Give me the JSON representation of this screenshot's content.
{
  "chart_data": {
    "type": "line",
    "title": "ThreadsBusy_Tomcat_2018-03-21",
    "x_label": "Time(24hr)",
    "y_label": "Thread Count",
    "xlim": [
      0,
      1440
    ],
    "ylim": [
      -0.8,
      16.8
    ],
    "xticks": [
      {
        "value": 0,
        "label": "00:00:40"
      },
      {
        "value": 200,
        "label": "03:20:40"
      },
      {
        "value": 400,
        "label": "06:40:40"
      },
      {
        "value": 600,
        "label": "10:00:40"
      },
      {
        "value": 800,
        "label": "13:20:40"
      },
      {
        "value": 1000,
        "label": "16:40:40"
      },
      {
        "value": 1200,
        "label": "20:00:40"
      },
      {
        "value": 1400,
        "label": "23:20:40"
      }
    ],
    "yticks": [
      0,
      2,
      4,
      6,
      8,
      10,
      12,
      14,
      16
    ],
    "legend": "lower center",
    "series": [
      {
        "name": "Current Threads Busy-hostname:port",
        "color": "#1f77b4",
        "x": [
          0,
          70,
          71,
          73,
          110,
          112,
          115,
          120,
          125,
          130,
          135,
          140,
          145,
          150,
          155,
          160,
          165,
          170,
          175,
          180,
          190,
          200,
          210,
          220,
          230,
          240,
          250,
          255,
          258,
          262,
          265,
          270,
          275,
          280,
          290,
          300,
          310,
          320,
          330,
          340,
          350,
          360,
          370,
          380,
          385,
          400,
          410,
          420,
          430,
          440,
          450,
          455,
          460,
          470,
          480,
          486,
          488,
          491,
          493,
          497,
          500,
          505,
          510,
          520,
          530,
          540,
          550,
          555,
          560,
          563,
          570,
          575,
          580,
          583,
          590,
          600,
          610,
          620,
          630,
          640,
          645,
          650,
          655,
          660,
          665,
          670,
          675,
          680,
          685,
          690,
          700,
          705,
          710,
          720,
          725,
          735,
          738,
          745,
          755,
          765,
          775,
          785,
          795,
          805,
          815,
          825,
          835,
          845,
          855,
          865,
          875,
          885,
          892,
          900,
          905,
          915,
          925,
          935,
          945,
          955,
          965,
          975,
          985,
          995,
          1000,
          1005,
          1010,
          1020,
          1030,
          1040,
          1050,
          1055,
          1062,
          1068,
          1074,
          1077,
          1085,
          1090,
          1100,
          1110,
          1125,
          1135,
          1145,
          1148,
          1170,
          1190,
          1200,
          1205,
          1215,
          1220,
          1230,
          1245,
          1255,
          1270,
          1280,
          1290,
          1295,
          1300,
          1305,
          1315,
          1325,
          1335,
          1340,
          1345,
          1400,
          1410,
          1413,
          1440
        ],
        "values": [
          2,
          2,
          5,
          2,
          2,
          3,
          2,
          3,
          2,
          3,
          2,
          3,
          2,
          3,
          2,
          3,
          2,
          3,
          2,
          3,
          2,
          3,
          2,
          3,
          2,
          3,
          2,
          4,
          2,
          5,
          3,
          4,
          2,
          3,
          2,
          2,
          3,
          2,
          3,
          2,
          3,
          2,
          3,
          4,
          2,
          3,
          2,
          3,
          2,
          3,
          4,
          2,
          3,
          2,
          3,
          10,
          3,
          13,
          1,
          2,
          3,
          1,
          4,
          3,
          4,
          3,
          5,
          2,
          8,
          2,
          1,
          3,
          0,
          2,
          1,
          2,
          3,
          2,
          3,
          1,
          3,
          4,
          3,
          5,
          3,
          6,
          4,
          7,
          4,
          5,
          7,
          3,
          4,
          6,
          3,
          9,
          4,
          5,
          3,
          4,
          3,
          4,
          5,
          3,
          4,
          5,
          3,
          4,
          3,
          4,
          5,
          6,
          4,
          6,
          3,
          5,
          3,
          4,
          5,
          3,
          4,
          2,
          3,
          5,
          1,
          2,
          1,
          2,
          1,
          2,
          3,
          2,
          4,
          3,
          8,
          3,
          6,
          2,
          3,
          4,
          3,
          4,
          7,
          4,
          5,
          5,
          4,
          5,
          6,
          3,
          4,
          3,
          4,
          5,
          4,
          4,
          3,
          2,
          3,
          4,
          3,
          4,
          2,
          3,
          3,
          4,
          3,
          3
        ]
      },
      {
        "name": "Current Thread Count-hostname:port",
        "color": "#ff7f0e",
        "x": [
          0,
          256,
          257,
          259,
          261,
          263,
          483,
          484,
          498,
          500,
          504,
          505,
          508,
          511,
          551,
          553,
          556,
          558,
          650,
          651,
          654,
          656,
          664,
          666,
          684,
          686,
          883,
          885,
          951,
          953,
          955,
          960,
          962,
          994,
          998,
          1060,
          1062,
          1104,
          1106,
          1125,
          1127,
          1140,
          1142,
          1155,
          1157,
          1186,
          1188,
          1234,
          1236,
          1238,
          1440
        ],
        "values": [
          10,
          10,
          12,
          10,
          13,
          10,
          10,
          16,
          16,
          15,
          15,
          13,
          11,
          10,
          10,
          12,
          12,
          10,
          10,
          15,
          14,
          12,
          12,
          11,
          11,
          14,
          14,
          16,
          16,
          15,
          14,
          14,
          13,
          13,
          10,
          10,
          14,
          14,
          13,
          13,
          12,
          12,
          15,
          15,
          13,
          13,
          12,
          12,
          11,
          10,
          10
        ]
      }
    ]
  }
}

★ ★ ★ ★ ★

Print every entry exactly as it appears.

Give me the JSON representation of this screenshot's content.
{
  "chart_data": {
    "type": "line",
    "title": "ThreadsBusy_Tomcat_2018-03-21",
    "x_label": "Time(24hr)",
    "y_label": "Thread Count",
    "xlim": [
      0,
      1440
    ],
    "ylim": [
      -0.8,
      16.8
    ],
    "xticks": [
      {
        "value": 0,
        "label": "00:00:40"
      },
      {
        "value": 200,
        "label": "03:20:40"
      },
      {
        "value": 400,
        "label": "06:40:40"
      },
      {
        "value": 600,
        "label": "10:00:40"
      },
      {
        "value": 800,
        "label": "13:20:40"
      },
      {
        "value": 1000,
        "label": "16:40:40"
      },
      {
        "value": 1200,
        "label": "20:00:40"
      },
      {
        "value": 1400,
        "label": "23:20:40"
      }
    ],
    "yticks": [
      0,
      2,
      4,
      6,
      8,
      10,
      12,
      14,
      16
    ],
    "legend": "lower center",
    "series": [
      {
        "name": "Current Threads Busy-hostname:port",
        "color": "#1f77b4",
        "x": [
          0,
          70,
          71,
          73,
          110,
          112,
          115,
          120,
          125,
          130,
          135,
          140,
          145,
          150,
          155,
          160,
          165,
          170,
          175,
          180,
          190,
          200,
          210,
          220,
          230,
          240,
          250,
          255,
          258,
          262,
          265,
          270,
          275,
          280,
          290,
          300,
          310,
          320,
          330,
          340,
          350,
          360,
          370,
          380,
          385,
          400,
          410,
          420,
          430,
          440,
          450,
          455,
          460,
          470,
          480,
          486,
          488,
          491,
          493,
          497,
          500,
          505,
          510,
          520,
          530,
          540,
          550,
          555,
          560,
          563,
          570,
          575,
          580,
          583,
          590,
          600,
          610,
          620,
          630,
          640,
          645,
          650,
          655,
          660,
          665,
          670,
          675,
          680,
          685,
          690,
          700,
          705,
          710,
          720,
          725,
          735,
          738,
          745,
          755,
          765,
          775,
          785,
          795,
          805,
          815,
          825,
          835,
          845,
          855,
          865,
          875,
          885,
          892,
          900,
          905,
          915,
          925,
          935,
          945,
          955,
          965,
          975,
          985,
          995,
          1000,
          1005,
          1010,
          1020,
          1030,
          1040,
          1050,
          1055,
          1062,
          1068,
          1074,
          1077,
          1085,
          1090,
          1100,
          1110,
          1125,
          1135,
          1145,
          1148,
          1170,
          1190,
          1200,
          1205,
          1215,
          1220,
          1230,
          1245,
          1255,
          1270,
          1280,
          1290,
          1295,
          1300,
          1305,
          1315,
          1325,
          1335,
          1340,
          1345,
          1400,
          1410,
          1413,
          1440
        ],
        "values": [
          2,
          2,
          5,
          2,
          2,
          3,
          2,
          3,
          2,
          3,
          2,
          3,
          2,
          3,
          2,
          3,
          2,
          3,
          2,
          3,
          2,
          3,
          2,
          3,
          2,
          3,
          2,
          4,
          2,
          5,
          3,
          4,
          2,
          3,
          2,
          2,
          3,
          2,
          3,
          2,
          3,
          2,
          3,
          4,
          2,
          3,
          2,
          3,
          2,
          3,
          4,
          2,
          3,
          2,
          3,
          10,
          3,
          13,
          1,
          2,
          3,
          1,
          4,
          3,
          4,
          3,
          5,
          2,
          8,
          2,
          1,
          3,
          0,
          2,
          1,
          2,
          3,
          2,
          3,
          1,
          3,
          4,
          3,
          5,
          3,
          6,
          4,
          7,
          4,
          5,
          7,
          3,
          4,
          6,
          3,
          9,
          4,
          5,
          3,
          4,
          3,
          4,
          5,
          3,
          4,
          5,
          3,
          4,
          3,
          4,
          5,
          6,
          4,
          6,
          3,
          5,
          3,
          4,
          5,
          3,
          4,
          2,
          3,
          5,
          1,
          2,
          1,
          2,
          1,
          2,
          3,
          2,
          4,
          3,
          8,
          3,
          6,
          2,
          3,
          4,
          3,
          4,
          7,
          4,
          5,
          5,
          4,
          5,
          6,
          3,
          4,
          3,
          4,
          5,
          4,
          4,
          3,
          2,
          3,
          4,
          3,
          4,
          2,
          3,
          3,
          4,
          3,
          3
        ]
      },
      {
        "name": "Current Thread Count-hostname:port",
        "color": "#ff7f0e",
        "x": [
          0,
          256,
          257,
          259,
          261,
          263,
          483,
          484,
          498,
          500,
          504,
          505,
          508,
          511,
          551,
          553,
          556,
          558,
          650,
          651,
          654,
          656,
          664,
          666,
          684,
          686,
          883,
          885,
          951,
          953,
          955,
          960,
          962,
          994,
          998,
          1060,
          1062,
          1104,
          1106,
          1125,
          1127,
          1140,
          1142,
          1155,
          1157,
          1186,
          1188,
          1234,
          1236,
          1238,
          1440
        ],
        "values": [
          10,
          10,
          12,
          10,
          13,
          10,
          10,
          16,
          16,
          15,
          15,
          13,
          11,
          10,
          10,
          12,
          12,
          10,
          10,
          15,
          14,
          12,
          12,
          11,
          11,
          14,
          14,
          16,
          16,
          15,
          14,
          14,
          13,
          13,
          10,
          10,
          14,
          14,
          13,
          13,
          12,
          12,
          15,
          15,
          13,
          13,
          12,
          12,
          11,
          10,
          10
        ]
      }
    ]
  }
}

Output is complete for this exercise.